**Task directions**
Count every line in the entries that follow where the word "attached" appears, then state only the total.
********************
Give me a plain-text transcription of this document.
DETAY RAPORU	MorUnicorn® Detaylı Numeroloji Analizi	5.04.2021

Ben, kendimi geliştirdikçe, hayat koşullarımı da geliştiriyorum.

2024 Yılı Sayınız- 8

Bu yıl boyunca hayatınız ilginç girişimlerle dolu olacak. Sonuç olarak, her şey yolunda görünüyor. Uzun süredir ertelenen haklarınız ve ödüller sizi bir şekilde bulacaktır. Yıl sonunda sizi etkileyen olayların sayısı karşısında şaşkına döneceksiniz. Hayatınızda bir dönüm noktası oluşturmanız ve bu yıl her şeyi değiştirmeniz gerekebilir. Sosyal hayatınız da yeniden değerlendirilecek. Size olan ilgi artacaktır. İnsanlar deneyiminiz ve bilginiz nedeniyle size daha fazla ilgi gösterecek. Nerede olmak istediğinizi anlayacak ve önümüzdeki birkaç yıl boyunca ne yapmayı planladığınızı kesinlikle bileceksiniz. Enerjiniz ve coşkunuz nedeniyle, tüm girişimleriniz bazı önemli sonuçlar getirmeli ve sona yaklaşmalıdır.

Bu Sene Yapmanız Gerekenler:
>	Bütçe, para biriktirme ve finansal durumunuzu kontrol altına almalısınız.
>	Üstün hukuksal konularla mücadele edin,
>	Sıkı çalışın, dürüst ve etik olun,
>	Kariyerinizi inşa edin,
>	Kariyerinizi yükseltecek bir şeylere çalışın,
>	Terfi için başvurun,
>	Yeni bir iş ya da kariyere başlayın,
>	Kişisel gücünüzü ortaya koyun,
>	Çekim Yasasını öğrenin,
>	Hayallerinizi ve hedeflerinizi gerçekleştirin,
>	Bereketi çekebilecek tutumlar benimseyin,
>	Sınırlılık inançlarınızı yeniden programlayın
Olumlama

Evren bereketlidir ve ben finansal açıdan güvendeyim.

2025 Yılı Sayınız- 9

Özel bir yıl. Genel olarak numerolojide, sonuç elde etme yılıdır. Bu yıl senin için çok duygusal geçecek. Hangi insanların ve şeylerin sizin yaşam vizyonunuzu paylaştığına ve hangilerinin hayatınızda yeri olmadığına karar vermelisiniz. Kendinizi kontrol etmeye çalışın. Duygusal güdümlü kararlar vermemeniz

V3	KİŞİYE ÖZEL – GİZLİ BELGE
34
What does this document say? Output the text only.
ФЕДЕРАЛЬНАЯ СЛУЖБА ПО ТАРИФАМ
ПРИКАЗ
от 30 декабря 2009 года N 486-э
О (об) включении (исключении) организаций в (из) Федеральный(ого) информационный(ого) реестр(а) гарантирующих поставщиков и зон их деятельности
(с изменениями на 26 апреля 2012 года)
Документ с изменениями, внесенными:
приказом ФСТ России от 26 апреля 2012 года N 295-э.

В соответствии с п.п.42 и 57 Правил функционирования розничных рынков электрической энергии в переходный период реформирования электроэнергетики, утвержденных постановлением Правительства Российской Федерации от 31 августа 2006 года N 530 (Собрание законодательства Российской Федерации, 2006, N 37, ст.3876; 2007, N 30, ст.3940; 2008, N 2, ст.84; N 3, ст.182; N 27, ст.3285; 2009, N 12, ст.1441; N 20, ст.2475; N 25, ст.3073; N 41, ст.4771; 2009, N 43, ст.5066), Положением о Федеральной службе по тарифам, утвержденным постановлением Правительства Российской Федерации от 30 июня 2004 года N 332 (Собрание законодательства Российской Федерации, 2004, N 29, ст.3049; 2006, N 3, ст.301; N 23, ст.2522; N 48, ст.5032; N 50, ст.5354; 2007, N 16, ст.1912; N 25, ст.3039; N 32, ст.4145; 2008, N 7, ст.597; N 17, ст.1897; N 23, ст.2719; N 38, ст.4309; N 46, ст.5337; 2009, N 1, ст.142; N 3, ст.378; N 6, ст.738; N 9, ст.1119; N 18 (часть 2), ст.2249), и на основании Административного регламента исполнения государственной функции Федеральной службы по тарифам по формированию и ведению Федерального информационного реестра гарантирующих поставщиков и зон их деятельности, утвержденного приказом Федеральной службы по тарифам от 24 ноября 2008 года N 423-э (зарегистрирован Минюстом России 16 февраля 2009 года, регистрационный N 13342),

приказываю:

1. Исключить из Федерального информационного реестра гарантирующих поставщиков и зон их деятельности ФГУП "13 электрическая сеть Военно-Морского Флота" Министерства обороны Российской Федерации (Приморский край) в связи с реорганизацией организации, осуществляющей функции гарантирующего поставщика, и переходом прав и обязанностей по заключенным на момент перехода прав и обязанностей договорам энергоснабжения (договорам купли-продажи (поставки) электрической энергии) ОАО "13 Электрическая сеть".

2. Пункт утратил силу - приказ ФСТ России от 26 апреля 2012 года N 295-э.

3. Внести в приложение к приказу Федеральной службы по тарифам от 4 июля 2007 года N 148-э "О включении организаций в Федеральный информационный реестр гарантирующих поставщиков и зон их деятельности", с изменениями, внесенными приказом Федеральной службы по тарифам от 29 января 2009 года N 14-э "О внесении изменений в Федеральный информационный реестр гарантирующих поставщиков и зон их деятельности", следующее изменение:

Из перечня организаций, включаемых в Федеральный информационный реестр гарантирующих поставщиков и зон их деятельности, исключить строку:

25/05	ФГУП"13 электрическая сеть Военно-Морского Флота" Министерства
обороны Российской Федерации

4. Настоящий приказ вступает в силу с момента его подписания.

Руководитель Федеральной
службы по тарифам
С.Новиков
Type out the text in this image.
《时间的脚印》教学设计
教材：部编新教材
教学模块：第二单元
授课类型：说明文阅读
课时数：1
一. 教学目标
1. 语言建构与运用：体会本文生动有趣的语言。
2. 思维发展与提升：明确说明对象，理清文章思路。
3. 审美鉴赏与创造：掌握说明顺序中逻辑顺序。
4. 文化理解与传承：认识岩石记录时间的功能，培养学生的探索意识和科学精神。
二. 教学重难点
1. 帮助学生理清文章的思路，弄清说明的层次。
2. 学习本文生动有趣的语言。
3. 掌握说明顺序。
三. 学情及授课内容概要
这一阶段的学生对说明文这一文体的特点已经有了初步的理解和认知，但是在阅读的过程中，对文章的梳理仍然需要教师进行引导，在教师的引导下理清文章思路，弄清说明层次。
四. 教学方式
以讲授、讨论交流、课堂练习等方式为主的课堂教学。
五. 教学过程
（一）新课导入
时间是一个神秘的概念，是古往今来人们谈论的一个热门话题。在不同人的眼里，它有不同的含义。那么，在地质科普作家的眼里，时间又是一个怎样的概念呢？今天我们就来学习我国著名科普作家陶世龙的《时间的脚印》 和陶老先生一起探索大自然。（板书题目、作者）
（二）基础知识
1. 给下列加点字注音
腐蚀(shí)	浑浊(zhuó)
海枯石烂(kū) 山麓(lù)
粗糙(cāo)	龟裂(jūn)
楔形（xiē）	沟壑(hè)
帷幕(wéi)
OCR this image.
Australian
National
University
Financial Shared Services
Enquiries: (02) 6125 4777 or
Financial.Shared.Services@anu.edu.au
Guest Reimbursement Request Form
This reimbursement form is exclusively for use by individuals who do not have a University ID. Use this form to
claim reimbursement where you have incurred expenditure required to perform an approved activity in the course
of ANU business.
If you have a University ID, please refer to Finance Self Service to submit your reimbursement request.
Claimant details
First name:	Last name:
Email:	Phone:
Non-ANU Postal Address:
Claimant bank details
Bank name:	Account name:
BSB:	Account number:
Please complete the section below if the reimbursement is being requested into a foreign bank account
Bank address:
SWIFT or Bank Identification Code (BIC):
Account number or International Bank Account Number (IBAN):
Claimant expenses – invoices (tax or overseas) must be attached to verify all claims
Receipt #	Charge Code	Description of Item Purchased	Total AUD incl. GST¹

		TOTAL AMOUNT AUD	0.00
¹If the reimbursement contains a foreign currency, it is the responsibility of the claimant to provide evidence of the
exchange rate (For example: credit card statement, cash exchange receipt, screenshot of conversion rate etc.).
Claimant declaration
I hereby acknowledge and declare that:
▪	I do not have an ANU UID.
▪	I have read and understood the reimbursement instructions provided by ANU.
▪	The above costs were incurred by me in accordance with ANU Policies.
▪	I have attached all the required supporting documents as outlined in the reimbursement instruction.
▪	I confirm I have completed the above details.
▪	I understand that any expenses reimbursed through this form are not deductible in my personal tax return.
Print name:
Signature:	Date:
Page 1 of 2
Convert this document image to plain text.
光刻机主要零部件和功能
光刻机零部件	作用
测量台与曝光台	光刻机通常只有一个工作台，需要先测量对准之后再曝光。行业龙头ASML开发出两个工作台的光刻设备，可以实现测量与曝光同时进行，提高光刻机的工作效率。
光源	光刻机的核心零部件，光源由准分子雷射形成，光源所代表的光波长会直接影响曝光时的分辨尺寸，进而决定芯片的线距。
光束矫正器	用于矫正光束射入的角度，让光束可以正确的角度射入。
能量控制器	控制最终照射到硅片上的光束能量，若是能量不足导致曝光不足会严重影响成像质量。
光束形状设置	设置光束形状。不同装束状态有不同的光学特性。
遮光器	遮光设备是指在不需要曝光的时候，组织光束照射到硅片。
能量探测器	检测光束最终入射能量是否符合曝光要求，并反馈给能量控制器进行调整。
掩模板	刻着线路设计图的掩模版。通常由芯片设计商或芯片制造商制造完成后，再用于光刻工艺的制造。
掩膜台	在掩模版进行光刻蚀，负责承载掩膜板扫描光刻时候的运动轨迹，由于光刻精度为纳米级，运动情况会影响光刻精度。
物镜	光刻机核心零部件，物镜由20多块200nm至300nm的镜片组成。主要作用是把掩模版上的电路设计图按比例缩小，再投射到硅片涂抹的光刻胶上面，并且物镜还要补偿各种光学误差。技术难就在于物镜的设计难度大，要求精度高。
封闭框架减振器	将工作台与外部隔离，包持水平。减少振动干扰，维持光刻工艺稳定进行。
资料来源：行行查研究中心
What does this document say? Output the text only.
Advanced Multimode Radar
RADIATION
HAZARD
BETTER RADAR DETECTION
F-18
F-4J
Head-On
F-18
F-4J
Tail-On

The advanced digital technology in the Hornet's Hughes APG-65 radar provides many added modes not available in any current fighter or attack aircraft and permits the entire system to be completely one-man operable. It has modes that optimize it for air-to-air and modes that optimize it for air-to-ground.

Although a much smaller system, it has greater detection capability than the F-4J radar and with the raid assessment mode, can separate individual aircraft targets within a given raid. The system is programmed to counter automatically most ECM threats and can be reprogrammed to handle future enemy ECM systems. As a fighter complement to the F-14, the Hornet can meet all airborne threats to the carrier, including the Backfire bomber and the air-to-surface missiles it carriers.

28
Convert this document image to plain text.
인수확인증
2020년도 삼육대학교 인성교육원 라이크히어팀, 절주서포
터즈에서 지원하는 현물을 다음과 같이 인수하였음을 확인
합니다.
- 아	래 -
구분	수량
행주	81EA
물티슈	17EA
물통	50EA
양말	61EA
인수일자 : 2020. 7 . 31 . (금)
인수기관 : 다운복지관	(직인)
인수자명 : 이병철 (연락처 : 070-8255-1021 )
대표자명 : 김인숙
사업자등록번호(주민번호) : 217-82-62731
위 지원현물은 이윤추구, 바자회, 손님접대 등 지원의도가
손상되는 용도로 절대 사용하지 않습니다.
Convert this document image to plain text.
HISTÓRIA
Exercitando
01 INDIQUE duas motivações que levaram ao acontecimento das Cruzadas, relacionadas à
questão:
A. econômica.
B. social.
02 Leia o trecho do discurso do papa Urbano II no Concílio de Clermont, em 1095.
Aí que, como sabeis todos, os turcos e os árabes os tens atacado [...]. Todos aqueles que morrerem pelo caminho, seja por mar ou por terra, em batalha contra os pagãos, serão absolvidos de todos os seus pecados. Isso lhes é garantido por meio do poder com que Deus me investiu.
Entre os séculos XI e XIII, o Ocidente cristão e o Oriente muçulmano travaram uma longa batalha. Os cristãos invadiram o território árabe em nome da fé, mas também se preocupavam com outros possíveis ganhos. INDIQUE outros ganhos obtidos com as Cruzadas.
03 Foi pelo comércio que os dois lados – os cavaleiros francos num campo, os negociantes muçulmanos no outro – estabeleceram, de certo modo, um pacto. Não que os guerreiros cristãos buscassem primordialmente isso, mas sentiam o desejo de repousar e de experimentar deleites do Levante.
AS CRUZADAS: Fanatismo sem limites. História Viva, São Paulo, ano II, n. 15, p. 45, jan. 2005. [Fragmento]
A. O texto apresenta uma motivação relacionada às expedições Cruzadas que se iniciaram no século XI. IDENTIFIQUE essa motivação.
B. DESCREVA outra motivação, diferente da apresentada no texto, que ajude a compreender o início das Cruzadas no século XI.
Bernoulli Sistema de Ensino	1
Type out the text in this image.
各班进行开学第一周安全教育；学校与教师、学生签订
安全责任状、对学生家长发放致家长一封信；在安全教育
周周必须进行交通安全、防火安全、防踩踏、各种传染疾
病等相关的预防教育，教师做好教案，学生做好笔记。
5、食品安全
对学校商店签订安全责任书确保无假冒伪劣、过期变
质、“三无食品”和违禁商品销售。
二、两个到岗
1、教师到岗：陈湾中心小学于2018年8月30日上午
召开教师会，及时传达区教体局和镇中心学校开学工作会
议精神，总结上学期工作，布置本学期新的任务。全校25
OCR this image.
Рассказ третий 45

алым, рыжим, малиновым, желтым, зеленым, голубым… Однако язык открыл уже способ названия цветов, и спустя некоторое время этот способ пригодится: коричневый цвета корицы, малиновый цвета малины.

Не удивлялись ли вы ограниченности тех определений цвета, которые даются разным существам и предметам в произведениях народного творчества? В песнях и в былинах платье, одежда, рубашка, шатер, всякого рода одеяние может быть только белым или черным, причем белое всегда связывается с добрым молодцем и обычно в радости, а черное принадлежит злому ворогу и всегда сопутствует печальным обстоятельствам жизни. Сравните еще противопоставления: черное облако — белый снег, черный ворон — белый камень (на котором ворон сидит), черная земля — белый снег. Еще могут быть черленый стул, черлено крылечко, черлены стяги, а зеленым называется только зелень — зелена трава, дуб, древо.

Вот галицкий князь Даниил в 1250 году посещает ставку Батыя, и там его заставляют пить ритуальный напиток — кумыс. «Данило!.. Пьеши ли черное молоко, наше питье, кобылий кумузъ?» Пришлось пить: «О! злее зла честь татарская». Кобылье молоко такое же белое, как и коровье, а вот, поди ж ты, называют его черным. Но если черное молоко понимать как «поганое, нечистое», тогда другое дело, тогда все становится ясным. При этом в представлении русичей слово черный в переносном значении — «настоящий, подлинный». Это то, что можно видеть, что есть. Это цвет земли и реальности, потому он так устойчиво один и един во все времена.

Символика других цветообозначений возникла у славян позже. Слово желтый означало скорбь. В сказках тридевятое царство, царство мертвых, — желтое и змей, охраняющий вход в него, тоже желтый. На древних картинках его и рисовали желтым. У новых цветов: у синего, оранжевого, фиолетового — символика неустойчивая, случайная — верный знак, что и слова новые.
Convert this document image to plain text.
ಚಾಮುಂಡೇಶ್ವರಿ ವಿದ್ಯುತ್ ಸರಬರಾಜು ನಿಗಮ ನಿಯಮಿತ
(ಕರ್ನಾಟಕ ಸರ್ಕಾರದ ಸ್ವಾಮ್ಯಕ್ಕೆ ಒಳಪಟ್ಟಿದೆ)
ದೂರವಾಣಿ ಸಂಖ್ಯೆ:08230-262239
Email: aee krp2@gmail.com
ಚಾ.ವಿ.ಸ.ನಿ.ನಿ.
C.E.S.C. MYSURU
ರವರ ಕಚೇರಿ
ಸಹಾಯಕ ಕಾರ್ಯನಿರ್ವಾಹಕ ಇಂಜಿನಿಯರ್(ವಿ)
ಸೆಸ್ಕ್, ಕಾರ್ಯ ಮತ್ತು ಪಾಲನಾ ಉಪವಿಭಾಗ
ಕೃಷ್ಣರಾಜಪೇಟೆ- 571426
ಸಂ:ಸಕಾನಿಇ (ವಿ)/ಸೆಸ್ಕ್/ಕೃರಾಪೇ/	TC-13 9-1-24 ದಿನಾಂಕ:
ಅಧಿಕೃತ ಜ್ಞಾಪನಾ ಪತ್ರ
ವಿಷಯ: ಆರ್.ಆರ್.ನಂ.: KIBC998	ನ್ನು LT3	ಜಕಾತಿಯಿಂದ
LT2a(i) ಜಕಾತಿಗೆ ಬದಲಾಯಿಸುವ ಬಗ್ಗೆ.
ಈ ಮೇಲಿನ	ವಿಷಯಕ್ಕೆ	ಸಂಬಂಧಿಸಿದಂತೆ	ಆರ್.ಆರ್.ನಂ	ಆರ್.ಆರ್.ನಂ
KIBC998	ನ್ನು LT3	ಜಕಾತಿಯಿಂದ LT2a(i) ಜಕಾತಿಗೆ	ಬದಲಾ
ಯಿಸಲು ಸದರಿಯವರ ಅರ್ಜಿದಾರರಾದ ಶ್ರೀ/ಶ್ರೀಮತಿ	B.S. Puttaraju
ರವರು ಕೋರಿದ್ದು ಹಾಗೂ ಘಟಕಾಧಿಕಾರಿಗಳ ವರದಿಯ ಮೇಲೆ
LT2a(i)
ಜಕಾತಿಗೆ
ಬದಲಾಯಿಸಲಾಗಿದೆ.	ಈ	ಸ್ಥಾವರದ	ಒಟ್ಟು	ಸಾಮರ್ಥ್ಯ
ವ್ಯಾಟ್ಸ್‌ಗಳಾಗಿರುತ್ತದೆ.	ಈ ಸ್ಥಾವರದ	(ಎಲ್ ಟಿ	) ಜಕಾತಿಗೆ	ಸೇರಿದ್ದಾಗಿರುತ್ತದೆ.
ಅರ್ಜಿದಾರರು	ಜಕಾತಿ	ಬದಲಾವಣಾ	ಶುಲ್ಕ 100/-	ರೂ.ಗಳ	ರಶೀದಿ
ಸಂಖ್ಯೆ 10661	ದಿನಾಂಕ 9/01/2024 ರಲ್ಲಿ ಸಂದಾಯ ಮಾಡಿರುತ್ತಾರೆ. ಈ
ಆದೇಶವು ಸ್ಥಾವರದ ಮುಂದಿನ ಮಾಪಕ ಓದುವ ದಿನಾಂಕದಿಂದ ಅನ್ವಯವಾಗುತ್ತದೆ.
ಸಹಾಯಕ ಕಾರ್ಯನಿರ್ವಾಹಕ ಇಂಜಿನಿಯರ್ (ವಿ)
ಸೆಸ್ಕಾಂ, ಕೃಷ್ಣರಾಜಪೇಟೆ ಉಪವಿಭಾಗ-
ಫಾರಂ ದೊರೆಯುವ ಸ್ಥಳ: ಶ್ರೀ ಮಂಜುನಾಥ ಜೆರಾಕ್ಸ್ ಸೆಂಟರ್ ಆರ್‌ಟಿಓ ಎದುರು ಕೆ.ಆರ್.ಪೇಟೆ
********************
**Response for this exercise**
2